* **Testo di partenza**:
· · · ·

Italia Nostra

8 Maggio 2024

IN viaggio nel trapanese

Ancora una gita fuori porta per un gruppo di soci della sezione IN Melilli nel lungo fine settimana del 25 aprile, scaturita dalla collaborazione con la Sezione IN di Castelvetrano. 
 
Ad attenderli quel lembo di terra della Sicilia occidentale percorsa dal fiume Belice, dove hanno realizzato un itinerario geografico e insieme culturale, fitto di luoghi e di atmosfere che fanno emergere una Sicilia ricca di storia, cupa e solare, una terra unica e impenetrabile.
 
La prima tappa del viaggio non poteva che essere la Riserva naturale orientata della foce del fiume Belice: scesi dalla macchina e percorsi pochi metri sul finire del giorno, un’ampia pianura sabbiosa, ricca di vegetazione palustre sul litorale, e di macchia mediterranea verso l’interno, si mostra in tutto il suo vigore naturalistico.
 
Percorsa da dune rivestite di piante psammofile che le proteggono dai venti dominanti, presenta, come in ogni foce fluviale, numerosi specchi d’acqua che rifrangono la luce del tramonto con riverberi verdastri e cerulei.
Istituita nel 1984 per favorire la conservazione della flora e della fauna tipica degli ambienti sabbiosi, la Riserva ha una estensione territoriale di 241 ettari, situata nei comuni di Menfi e Castelvetrano, è una delle più conservate zone costiere siciliane.
 
Si intravede poco lontano una linea ferroviaria dove passava la littorina Agrigento -Selinunte, funzionante fino a trenta anni fa. La guida, che accompagna il gruppo, aggiunge che la particolarità dei luoghi li presta ad ambientazioni cinematografiche.
Un’ambientazione lasciata dalla storia sono le rovine dell’antica città di Selinunte e il suo Parco Archeologico: fondata dai coloni greci di Megara Iblea, nel 650 a.C., sorgeva sulla sommità di un promontorio, la cui vista, oggi, lascia senza fiato, non a caso all’ingresso della biglietteria del Parco si scorge, posta in alto, la scritta: “Interrogavamo i templi di Selinunte, il loro silenzio aveva più peso di tante parole. Jean Paul Sartre”. La presenza di due fiumi assicurò la certezza abitativa al nuovo insediamento che, in poco tempo, divenne una polis molto ricca e fiorente come testimonia la ricostruzione reale e in scala dei templi, che erano grandiosi ed imponenti, di dimensioni colossali, tanto da superare quelli della madrepatria.
La riscoperta del tempio E – Heraion, che ammiriamo in tutta la sua magnificenza sulla sommità della collina del Parco archeologico, risale al 1823 quando due giovani archeologi britannici ritrovano le famose metope scolpite del tempio. Ma è negli anni Cinquanta del Novecento che una imponente operazione di anastilasi (tecnica costruttiva utilizzata in archeologia) riporta il santuario all’attuale assetto. Pare che alcuni archeologi americani stiano lavorando al progetto di ricostruzione degli altri templi in rovina da tempo codificati.

· · · ·

* **Obiettivo**:
Prosegui il resoconto del viaggio nel trapanese riportato sopra, partendo subito dopo la sua ultima frase.

* **Materiale fornito**:
· · · ·

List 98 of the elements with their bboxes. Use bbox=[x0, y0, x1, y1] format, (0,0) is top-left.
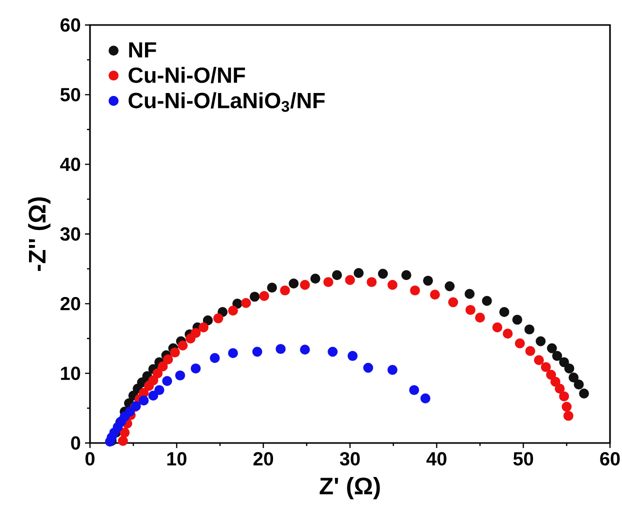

· · · ·

* **Risultato del compito**:
Le maestranze dell’antica Selinunte per procurarsi la pietra da impiegare nella costruzione dei santuari si recavano presso le Cave di Cusa che sorgono poco lontano dalla città.
Visitate dal gruppo, sono delle latomie a cielo aperto, dove è possibile ancora vedere i resti di blocchi di colonne, in parte ritagliati nel sedime originario con profonde incisioni di forma circolare. Per il trasporto in cantiere si fissavano delle ruote di legno ai blocchi già modellati.
La città nel 241 a. C. subisce l’assedio e la conquista di un popolo che in queste terre aveva messo radici ben salde: i Cartaginesi, o Punici, esperti nell’arte del commercio ed abili navigatori, avevano disseminato, in prossimità delle coste, numerose roccaforti.
 
Tracce ben visibili della loro civiltà sono i reperti custoditi nel Museo Archeologico di Mozia, fatto nascere da Giuseppe Whitaker, attento studioso ed appassionato di archeologia, che nei primi anni del secolo scorso acquistò l’isola e vi condusse i primi scavi sistematici.
 
Mozia, isola dello Stagnone, una piccola laguna che si trova quasi di fronte alla città di Marsala, fu fondata alla fine del sec. VIII a. C. circondata da bassi fondali, che permettevano un sicuro attracco delle navi; divenne una delle più floride colonie fenicie, costituiva un punto di transito per le rotte commerciali verso la Spagna, la Sardegna e l’Italia meridionale. Una particolare attività industriale praticata a Mozia era quella della tintura delle stoffe. La celebre porpora sidonia veniva estratta da molluschi marini della specie murex trunculus, che possiedono una ghiandola ricca di colorante violaceo. La distruzione di Mozia avvenne nel 397 a, C. ad opera del tiranno Dionisio di Siracusa. Al Museo Archeologico Baglio Anselmi di Marsala si trova esposta, dal 2007, il relitto di una nave punica recuperata tra gli anni 1971 e 1974 1 al largo delle acque dello Stagnone.; rivela particolari interessanti sulla tecnica messa in atto nella costruzione delle navi: fabbricavano i pezzi singoli, dei prefabbricati, che venivano contrassegnati con lettere e segni particolari, per, identificarli nella fase dell’assemblaggio dell’oggetto unico.
 
Quest’angolo estremo dell’occidente siciliano è riuscito a realizzare, in questi ultimi anni, una ricca realtà museale, che assicura un apprezzabile tour culturale concentrato in cosi poco territorio.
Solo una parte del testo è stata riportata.